Extract each line holding the word "контроля" from the entries.

Recorded data:
□ □ □ □

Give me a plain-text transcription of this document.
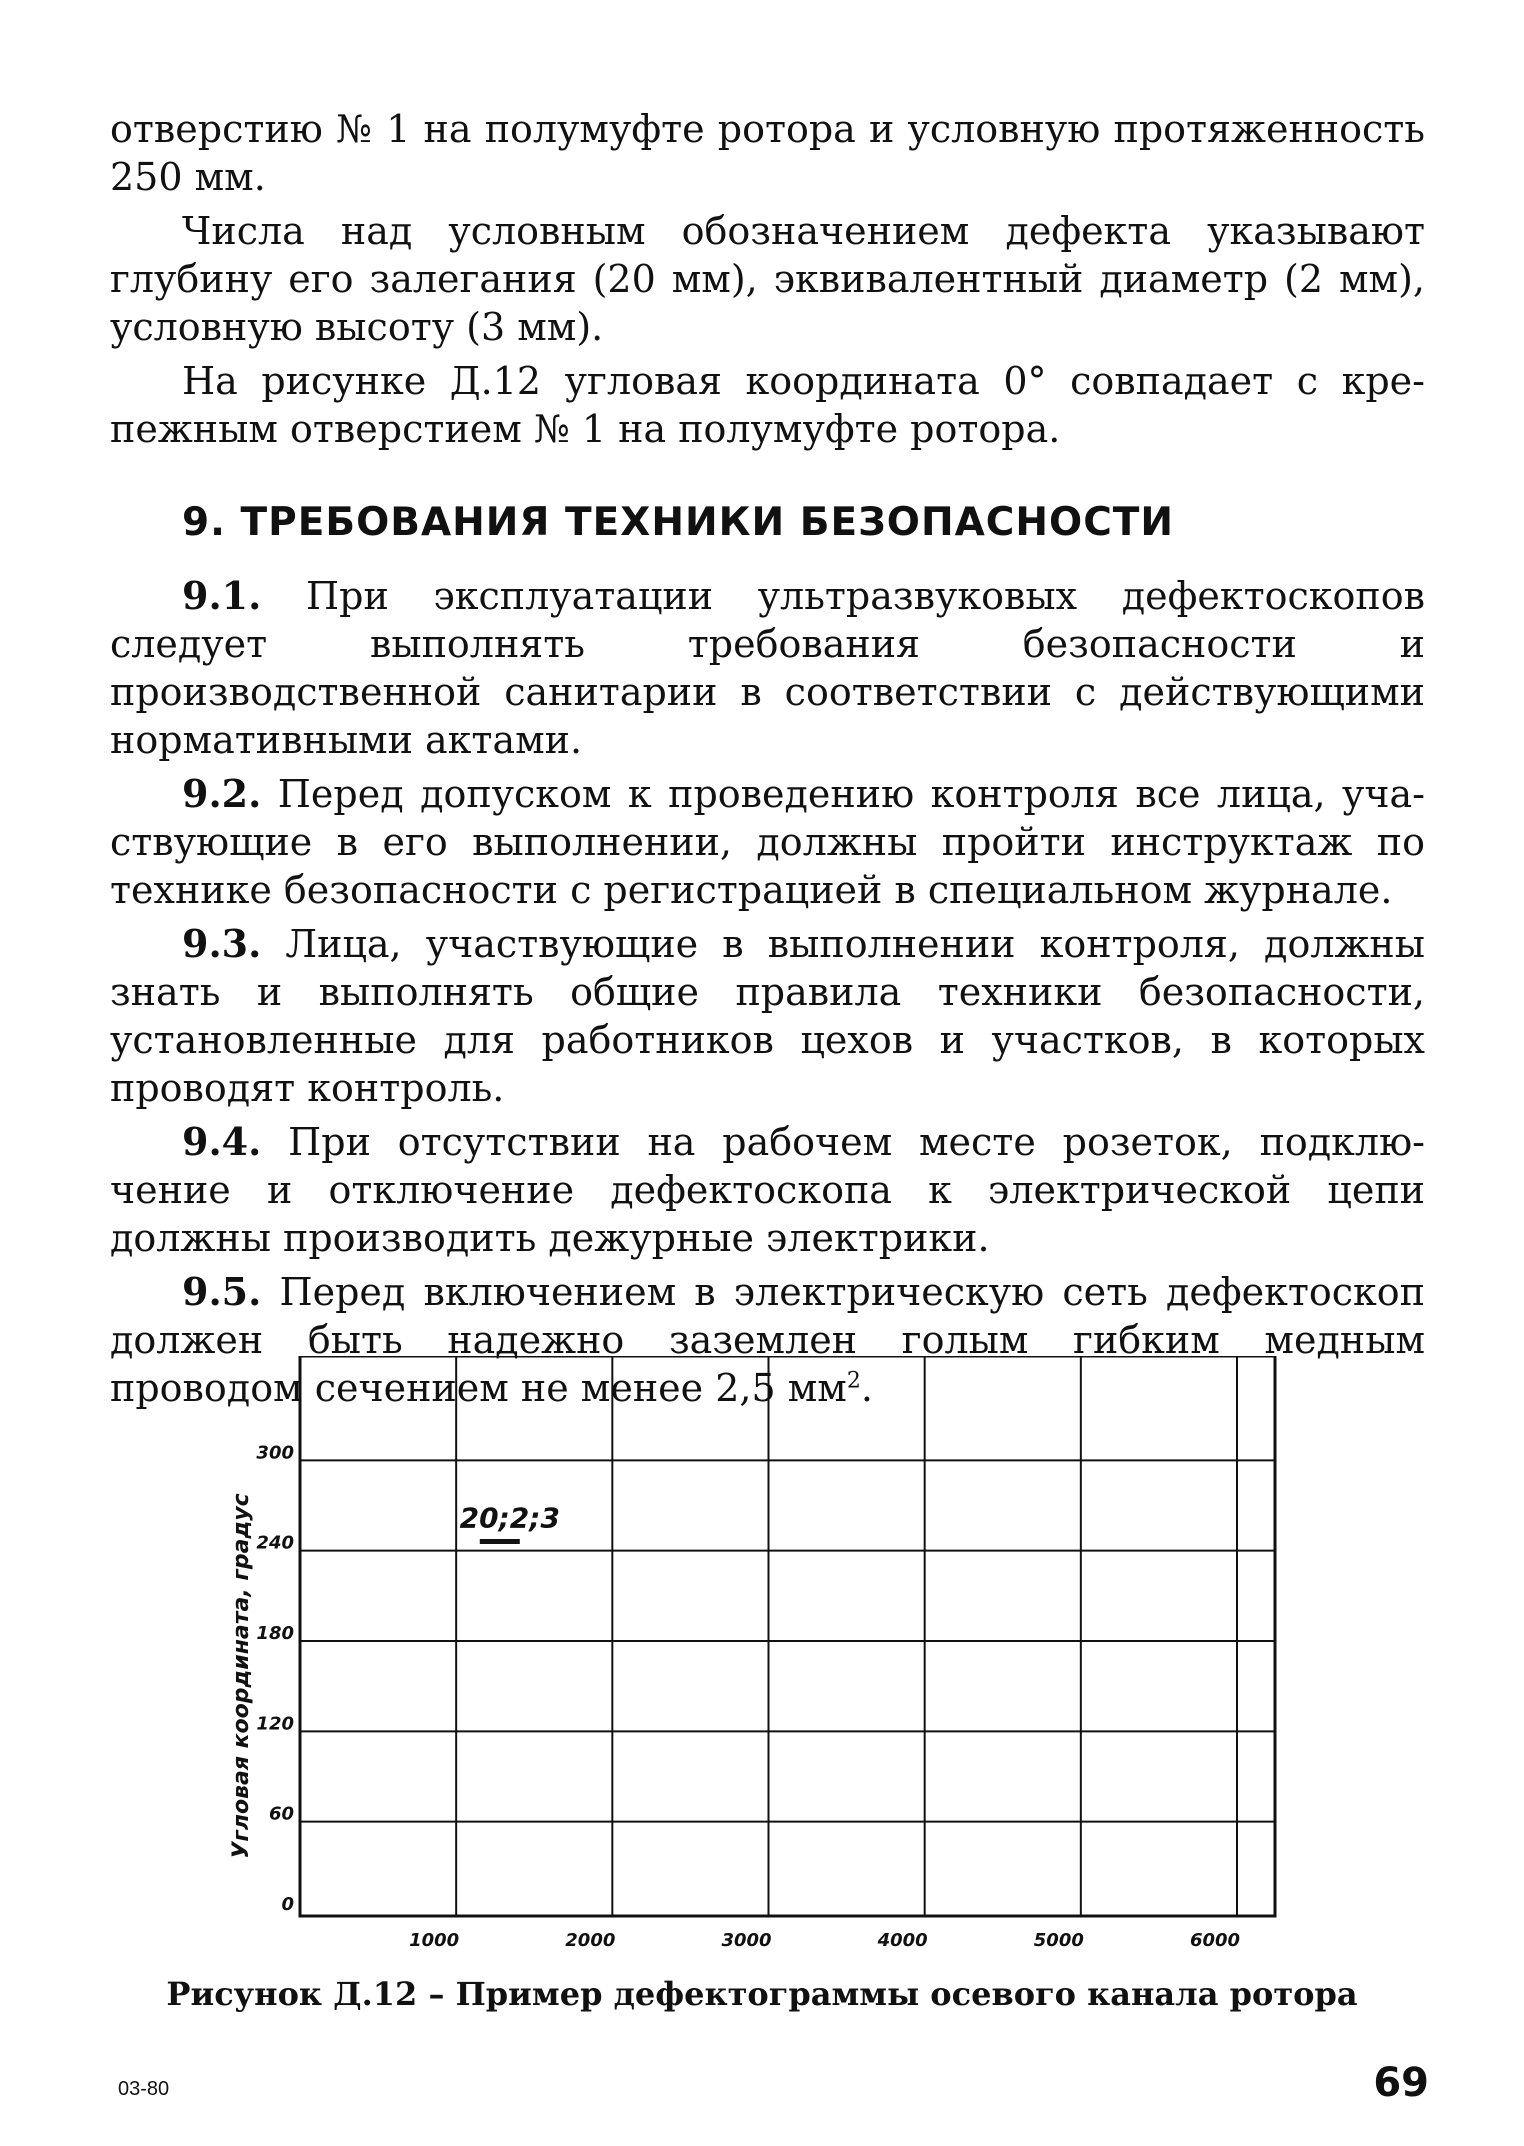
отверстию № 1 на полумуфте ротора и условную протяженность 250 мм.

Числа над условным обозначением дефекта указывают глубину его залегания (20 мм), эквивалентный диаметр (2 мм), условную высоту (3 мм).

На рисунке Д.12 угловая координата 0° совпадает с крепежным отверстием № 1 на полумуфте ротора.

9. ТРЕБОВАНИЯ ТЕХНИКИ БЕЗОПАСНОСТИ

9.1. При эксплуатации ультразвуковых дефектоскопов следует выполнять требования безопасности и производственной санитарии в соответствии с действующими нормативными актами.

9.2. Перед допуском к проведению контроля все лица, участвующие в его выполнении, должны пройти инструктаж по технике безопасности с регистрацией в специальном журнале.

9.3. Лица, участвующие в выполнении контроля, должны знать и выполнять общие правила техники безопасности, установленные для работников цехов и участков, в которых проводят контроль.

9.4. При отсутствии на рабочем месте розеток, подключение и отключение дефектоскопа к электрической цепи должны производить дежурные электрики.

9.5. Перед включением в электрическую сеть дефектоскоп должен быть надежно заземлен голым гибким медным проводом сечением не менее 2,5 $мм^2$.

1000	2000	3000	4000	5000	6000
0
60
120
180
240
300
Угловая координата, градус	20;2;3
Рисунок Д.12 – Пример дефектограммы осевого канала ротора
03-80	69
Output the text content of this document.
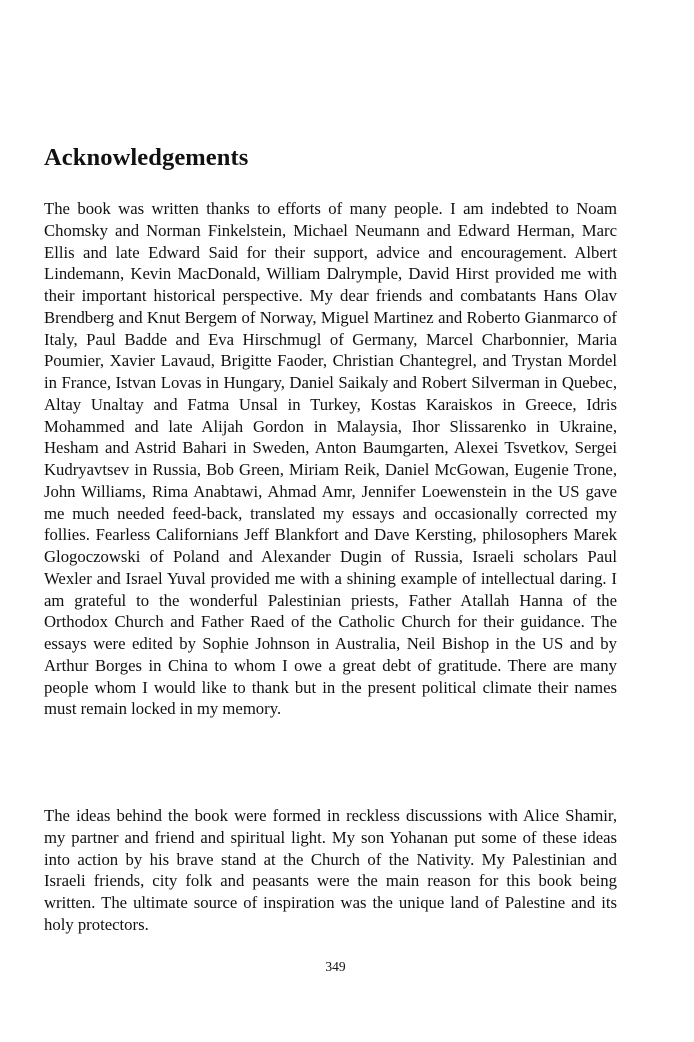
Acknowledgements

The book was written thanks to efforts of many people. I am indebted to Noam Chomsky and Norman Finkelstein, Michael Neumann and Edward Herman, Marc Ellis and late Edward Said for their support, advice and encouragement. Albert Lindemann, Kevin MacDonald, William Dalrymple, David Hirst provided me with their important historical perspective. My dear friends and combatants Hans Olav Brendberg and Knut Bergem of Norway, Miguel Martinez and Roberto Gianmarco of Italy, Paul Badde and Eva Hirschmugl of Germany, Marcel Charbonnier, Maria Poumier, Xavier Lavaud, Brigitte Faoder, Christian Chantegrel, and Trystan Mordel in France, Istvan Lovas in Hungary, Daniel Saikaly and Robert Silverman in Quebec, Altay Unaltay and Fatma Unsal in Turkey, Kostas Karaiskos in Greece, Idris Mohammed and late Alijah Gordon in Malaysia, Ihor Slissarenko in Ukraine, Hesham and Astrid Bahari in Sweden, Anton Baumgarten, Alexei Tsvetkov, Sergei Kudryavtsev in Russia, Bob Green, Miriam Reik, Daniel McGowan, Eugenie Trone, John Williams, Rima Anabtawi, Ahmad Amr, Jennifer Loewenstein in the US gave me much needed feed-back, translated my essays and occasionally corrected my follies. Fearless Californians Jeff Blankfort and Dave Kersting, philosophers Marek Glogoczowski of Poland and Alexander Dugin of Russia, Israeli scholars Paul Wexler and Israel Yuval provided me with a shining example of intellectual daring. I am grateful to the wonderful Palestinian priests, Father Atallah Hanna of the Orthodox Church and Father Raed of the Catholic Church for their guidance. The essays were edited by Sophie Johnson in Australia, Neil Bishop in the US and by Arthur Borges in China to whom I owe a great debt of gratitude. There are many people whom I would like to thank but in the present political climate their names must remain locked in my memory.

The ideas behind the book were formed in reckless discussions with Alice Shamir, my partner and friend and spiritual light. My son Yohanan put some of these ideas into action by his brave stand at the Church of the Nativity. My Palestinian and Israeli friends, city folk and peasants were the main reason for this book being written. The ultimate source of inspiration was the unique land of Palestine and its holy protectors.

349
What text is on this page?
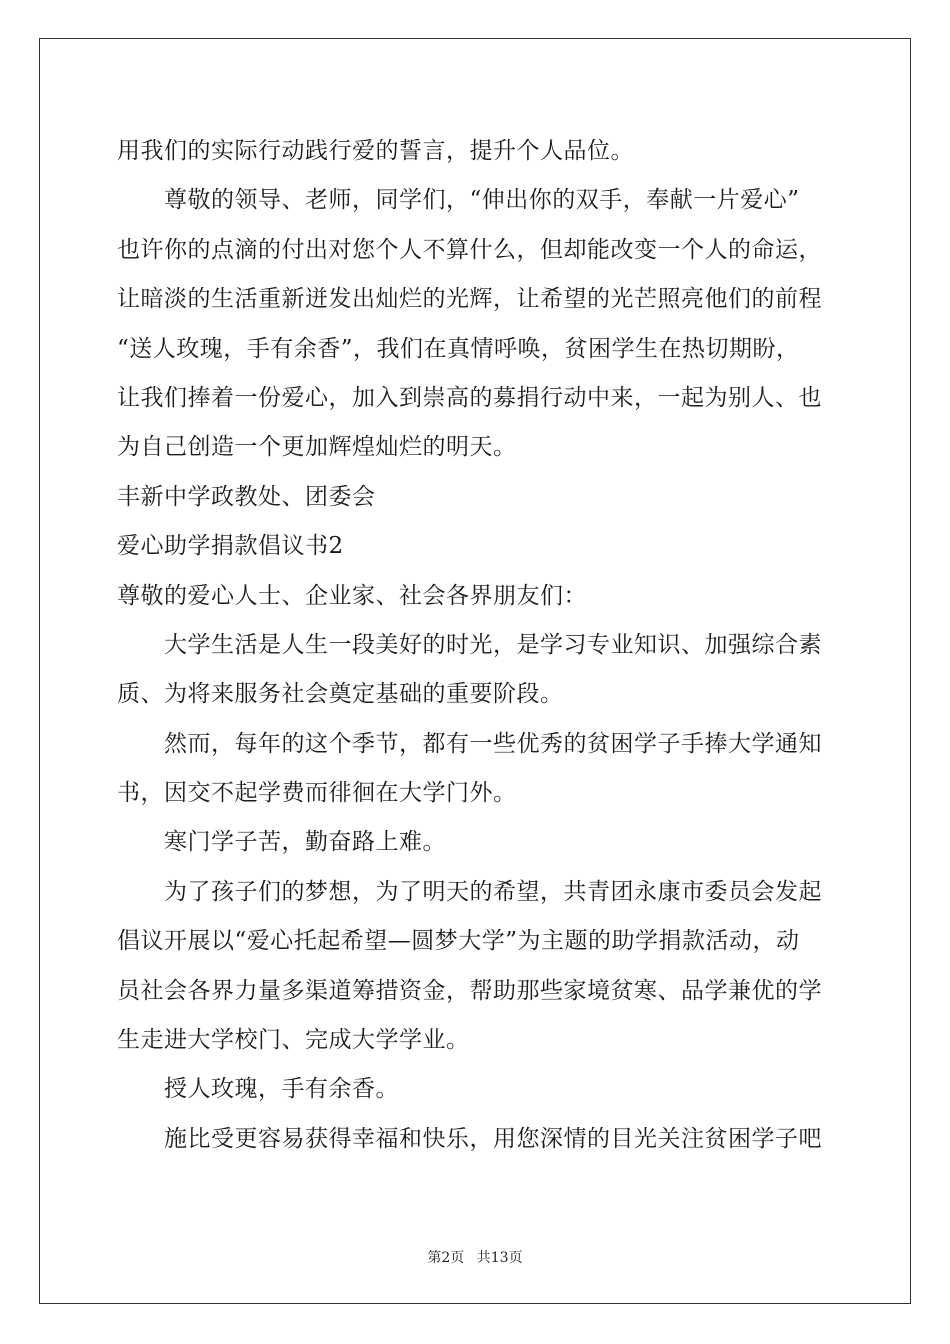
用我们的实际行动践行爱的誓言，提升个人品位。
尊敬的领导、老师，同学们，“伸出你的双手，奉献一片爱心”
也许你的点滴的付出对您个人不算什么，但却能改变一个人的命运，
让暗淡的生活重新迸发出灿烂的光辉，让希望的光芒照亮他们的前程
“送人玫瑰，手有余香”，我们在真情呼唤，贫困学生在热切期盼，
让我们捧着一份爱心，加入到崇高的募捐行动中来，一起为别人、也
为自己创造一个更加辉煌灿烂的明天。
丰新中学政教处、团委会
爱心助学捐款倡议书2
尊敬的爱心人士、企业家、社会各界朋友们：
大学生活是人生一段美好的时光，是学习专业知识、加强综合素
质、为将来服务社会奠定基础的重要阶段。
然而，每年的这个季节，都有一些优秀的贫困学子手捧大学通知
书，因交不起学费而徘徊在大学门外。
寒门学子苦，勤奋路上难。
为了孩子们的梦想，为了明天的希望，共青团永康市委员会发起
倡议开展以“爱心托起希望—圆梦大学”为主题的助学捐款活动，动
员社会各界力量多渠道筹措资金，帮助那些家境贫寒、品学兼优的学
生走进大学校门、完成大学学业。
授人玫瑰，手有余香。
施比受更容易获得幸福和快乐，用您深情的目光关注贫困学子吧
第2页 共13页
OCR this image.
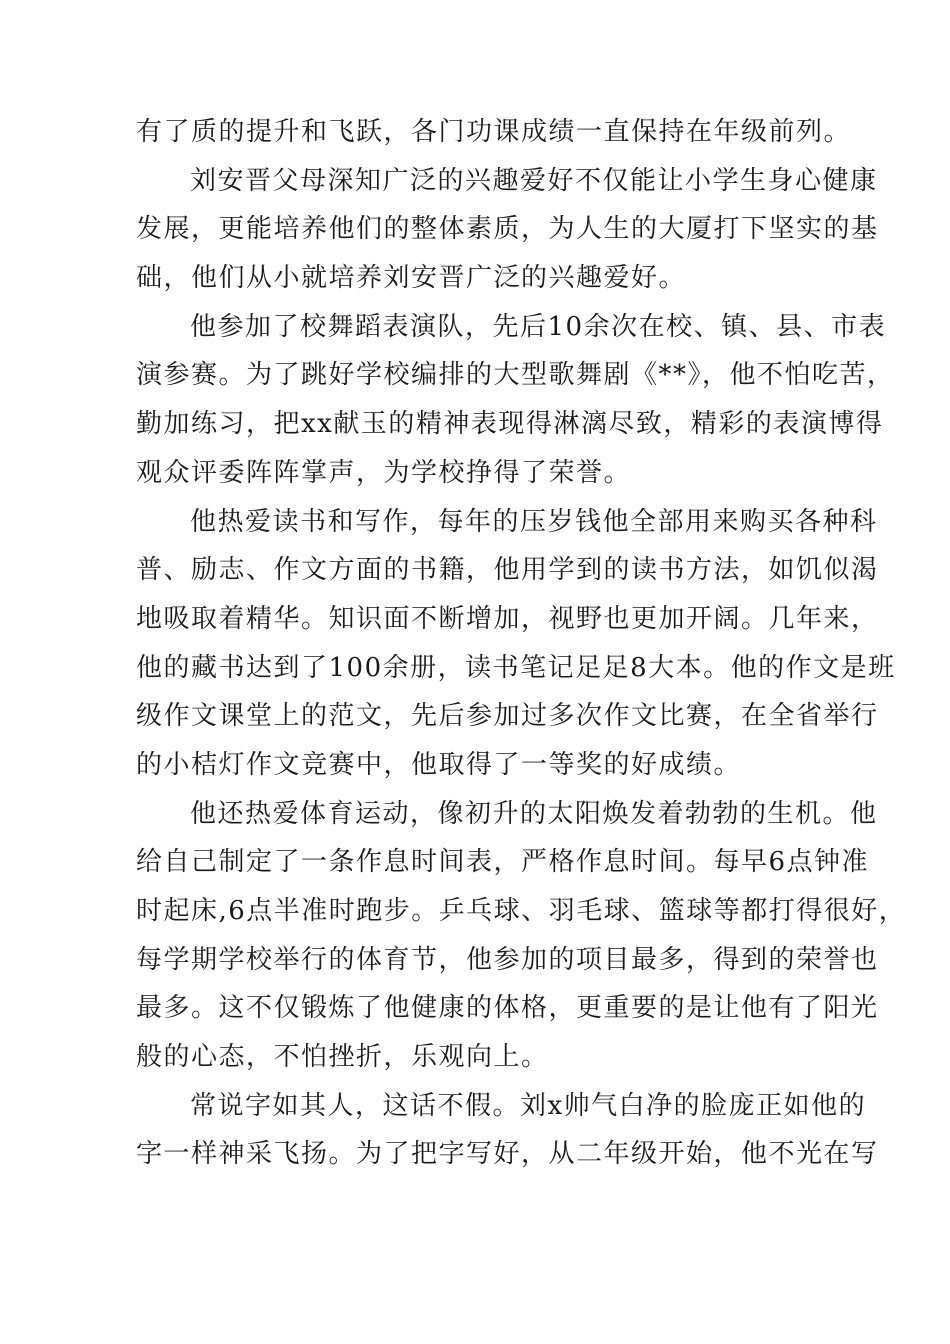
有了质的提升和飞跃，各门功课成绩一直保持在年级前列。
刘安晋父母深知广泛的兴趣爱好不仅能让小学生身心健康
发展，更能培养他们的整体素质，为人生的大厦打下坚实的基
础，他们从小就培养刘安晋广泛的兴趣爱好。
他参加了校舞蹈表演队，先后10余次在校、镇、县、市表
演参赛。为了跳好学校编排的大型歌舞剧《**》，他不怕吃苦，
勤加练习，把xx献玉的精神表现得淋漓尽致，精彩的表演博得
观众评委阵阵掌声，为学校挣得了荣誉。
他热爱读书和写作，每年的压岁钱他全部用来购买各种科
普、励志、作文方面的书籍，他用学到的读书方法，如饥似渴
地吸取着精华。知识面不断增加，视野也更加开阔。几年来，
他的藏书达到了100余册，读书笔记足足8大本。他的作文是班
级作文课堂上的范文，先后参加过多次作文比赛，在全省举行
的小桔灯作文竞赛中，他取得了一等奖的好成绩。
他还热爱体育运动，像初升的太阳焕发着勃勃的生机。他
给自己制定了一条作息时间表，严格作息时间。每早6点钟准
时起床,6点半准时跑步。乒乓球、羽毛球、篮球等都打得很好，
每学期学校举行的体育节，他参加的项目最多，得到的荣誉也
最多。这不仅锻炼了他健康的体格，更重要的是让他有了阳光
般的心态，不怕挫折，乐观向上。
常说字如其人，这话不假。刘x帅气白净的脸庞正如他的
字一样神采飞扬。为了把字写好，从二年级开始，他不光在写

□ □ □ □

▸ **Answer below**:
9.2. Перед допуском к проведению контроля все лица, участвующие в его выполнении, должны пройти инструктаж по технике безопасности с регистрацией в специальном журнале.
9.3. Лица, участвующие в выполнении контроля, должны знать и выполнять общие правила техники безопасности, установленные для работников цехов и участков, в которых проводят контроль.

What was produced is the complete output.